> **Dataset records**

-- Begin --

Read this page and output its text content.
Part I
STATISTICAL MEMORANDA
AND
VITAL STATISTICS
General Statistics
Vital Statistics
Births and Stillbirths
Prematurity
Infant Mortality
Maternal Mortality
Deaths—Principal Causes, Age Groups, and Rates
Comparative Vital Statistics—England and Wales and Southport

-- End --

> **Work instructions**
Show all lines from the listing above in which "Mortality" appears.

> **Finished exercise**
Infant Mortality
Maternal Mortality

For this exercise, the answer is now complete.